*Provided records*
···

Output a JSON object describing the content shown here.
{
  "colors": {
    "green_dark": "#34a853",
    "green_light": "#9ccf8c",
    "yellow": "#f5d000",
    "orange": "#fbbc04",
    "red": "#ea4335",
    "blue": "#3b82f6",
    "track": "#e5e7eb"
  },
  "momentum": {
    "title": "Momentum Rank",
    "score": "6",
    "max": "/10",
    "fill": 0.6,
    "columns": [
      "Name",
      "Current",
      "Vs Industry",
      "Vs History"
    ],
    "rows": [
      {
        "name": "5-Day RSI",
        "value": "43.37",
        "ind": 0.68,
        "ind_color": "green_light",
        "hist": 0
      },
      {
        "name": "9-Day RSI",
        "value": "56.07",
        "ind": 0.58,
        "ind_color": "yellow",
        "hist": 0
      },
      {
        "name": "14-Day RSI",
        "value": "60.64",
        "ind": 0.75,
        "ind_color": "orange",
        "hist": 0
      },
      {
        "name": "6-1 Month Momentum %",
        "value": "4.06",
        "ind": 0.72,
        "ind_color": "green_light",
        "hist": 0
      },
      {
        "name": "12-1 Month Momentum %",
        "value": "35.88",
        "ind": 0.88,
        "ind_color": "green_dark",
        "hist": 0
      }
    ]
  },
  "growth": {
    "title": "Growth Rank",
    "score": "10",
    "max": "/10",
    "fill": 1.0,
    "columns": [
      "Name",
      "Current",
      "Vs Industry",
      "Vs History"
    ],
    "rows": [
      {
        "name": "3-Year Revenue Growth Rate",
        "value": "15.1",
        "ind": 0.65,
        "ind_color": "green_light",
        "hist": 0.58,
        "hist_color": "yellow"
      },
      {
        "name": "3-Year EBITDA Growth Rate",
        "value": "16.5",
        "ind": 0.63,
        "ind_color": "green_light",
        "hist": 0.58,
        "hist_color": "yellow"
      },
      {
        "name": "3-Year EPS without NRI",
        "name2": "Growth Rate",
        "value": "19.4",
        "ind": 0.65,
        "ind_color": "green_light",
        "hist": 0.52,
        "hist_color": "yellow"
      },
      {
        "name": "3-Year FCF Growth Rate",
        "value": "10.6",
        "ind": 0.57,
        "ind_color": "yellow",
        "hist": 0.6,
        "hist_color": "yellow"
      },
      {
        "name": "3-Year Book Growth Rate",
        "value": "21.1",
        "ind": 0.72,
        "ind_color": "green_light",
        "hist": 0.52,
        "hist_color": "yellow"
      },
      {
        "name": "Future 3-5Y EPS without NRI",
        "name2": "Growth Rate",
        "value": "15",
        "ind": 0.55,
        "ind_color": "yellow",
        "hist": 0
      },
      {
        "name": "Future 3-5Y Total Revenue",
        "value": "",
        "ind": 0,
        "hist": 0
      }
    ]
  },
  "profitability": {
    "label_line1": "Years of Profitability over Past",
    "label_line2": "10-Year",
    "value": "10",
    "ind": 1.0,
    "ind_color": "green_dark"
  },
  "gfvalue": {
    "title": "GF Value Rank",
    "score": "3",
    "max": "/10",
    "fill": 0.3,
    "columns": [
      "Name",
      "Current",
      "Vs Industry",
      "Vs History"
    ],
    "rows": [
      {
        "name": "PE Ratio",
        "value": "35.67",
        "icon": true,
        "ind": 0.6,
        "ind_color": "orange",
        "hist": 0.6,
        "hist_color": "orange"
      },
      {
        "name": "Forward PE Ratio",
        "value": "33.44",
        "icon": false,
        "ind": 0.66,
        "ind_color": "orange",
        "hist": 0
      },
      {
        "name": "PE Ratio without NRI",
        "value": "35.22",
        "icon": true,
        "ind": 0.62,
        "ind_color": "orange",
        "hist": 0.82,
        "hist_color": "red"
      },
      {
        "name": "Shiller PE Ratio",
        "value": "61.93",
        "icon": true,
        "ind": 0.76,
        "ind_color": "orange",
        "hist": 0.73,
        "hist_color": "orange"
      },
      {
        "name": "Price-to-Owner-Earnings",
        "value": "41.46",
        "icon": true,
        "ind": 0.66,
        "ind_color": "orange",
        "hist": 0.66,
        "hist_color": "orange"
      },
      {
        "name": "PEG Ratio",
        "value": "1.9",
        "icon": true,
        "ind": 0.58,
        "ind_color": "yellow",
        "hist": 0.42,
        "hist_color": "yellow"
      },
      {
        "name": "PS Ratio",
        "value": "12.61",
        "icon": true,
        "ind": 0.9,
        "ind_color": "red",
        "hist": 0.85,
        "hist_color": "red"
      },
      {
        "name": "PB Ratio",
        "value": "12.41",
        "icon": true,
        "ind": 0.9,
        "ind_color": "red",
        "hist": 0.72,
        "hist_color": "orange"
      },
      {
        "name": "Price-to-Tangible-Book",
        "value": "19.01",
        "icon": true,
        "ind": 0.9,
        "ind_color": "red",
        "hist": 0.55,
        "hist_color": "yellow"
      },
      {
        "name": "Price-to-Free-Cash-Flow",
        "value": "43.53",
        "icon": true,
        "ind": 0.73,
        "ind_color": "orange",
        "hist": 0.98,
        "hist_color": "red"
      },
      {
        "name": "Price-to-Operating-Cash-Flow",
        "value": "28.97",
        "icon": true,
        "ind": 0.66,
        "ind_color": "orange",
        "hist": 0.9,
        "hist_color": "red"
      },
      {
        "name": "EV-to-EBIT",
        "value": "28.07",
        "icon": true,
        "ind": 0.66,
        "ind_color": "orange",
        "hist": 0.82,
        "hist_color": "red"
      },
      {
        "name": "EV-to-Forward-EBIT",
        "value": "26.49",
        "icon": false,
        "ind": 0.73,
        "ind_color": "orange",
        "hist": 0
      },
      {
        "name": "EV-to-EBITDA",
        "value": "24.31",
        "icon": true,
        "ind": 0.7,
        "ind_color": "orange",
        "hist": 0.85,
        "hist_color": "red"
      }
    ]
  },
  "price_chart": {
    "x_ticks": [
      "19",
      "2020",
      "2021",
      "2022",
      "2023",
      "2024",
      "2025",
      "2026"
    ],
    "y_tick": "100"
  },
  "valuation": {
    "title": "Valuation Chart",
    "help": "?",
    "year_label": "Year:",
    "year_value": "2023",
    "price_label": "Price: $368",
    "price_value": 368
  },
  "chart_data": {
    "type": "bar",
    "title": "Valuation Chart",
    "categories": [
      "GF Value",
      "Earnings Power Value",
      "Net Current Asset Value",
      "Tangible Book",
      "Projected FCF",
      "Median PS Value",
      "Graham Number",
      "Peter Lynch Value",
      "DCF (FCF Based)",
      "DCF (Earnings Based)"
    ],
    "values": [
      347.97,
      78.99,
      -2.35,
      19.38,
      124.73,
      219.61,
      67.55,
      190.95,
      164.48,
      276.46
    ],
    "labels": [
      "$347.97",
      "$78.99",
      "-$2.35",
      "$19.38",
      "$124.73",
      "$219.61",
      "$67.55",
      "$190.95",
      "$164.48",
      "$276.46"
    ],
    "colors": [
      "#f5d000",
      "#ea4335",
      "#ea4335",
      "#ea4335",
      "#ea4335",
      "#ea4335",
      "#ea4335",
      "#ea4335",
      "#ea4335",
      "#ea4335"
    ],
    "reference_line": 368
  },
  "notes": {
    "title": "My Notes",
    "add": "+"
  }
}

···

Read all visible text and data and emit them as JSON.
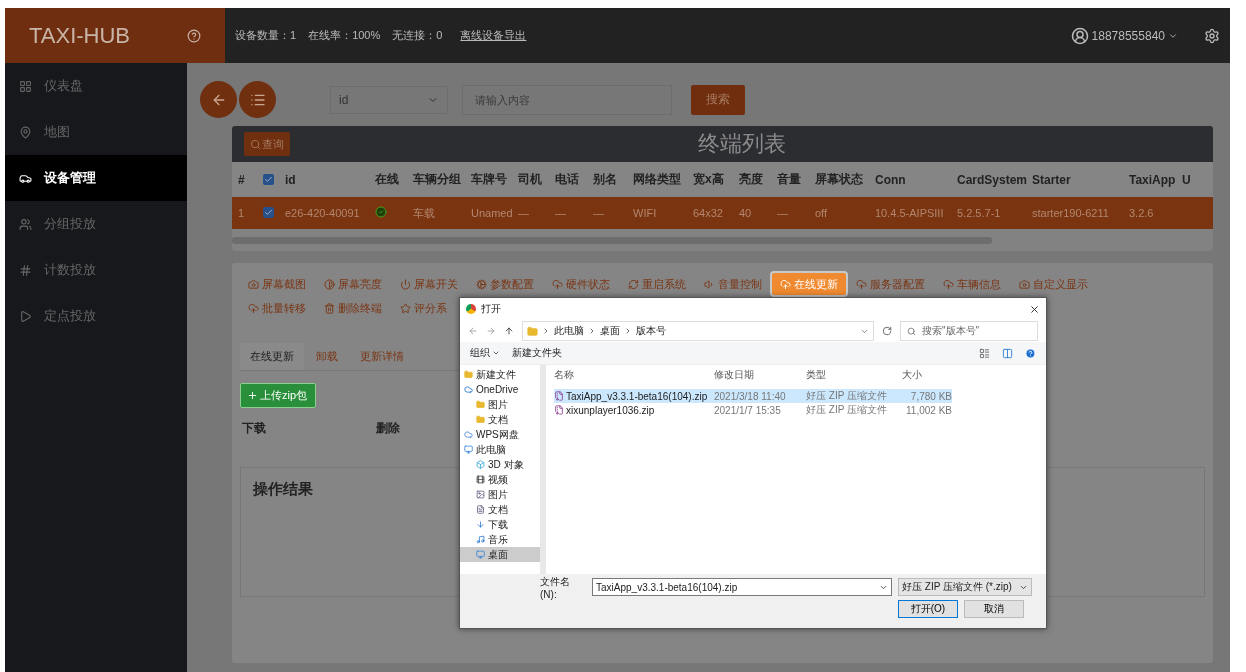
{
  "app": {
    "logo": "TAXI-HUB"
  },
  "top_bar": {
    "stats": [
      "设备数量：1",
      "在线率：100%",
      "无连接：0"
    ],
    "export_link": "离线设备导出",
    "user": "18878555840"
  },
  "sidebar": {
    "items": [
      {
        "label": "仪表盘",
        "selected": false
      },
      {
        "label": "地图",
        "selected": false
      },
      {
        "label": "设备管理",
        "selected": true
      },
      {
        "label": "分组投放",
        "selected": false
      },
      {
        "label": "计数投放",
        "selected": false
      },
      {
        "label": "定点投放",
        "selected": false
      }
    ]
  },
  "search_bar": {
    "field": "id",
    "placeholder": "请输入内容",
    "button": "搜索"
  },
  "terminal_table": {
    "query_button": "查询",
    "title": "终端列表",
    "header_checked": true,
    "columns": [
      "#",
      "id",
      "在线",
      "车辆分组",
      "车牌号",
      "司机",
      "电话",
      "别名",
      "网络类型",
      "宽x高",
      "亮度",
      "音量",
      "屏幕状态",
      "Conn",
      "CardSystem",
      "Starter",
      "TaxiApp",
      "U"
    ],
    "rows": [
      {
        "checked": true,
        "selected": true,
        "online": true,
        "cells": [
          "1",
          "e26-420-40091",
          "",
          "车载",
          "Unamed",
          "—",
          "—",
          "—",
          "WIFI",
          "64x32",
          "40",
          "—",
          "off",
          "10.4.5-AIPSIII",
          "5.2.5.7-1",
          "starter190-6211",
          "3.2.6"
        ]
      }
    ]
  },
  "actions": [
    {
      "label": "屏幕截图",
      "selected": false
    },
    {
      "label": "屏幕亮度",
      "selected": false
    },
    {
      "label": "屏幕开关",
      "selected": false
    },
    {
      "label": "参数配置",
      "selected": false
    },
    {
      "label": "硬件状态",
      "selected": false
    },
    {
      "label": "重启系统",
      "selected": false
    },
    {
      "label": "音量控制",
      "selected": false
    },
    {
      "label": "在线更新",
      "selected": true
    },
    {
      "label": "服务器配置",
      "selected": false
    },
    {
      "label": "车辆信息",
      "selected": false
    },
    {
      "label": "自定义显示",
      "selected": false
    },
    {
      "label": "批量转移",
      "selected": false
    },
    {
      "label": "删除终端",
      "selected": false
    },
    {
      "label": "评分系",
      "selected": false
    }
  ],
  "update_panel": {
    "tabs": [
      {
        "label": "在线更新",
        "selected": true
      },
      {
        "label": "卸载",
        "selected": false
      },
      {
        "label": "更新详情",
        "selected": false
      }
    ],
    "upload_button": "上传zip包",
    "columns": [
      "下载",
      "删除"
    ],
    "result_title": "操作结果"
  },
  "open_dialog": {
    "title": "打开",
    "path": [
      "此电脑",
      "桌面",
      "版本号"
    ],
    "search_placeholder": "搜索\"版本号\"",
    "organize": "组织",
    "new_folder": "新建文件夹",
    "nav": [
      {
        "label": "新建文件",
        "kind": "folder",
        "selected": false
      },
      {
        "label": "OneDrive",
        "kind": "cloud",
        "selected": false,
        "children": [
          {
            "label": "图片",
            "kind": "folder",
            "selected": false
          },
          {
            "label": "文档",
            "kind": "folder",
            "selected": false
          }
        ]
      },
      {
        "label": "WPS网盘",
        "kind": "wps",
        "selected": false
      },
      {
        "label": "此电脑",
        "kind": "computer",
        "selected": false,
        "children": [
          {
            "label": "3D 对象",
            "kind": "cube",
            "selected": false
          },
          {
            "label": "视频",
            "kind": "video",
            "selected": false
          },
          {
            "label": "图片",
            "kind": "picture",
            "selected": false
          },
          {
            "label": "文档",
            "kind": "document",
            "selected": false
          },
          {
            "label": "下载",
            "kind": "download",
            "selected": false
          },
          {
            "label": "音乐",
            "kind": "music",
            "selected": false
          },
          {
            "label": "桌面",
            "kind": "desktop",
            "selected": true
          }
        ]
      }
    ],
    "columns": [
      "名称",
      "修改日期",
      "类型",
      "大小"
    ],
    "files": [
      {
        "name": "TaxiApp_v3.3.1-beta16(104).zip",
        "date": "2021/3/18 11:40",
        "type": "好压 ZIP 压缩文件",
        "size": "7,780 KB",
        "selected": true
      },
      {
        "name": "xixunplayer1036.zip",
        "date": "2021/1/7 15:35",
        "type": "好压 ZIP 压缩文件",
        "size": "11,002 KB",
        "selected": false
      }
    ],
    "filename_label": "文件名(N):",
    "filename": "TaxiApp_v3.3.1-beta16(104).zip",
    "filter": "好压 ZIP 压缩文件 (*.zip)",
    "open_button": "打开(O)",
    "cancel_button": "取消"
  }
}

···

*Aim of the exercise*
Among the lines of the data, identify those with the word "Future". Copy each of them.

*Finished answer*
        "name": "Future 3-5Y EPS without NRI",
        "name": "Future 3-5Y Total Revenue",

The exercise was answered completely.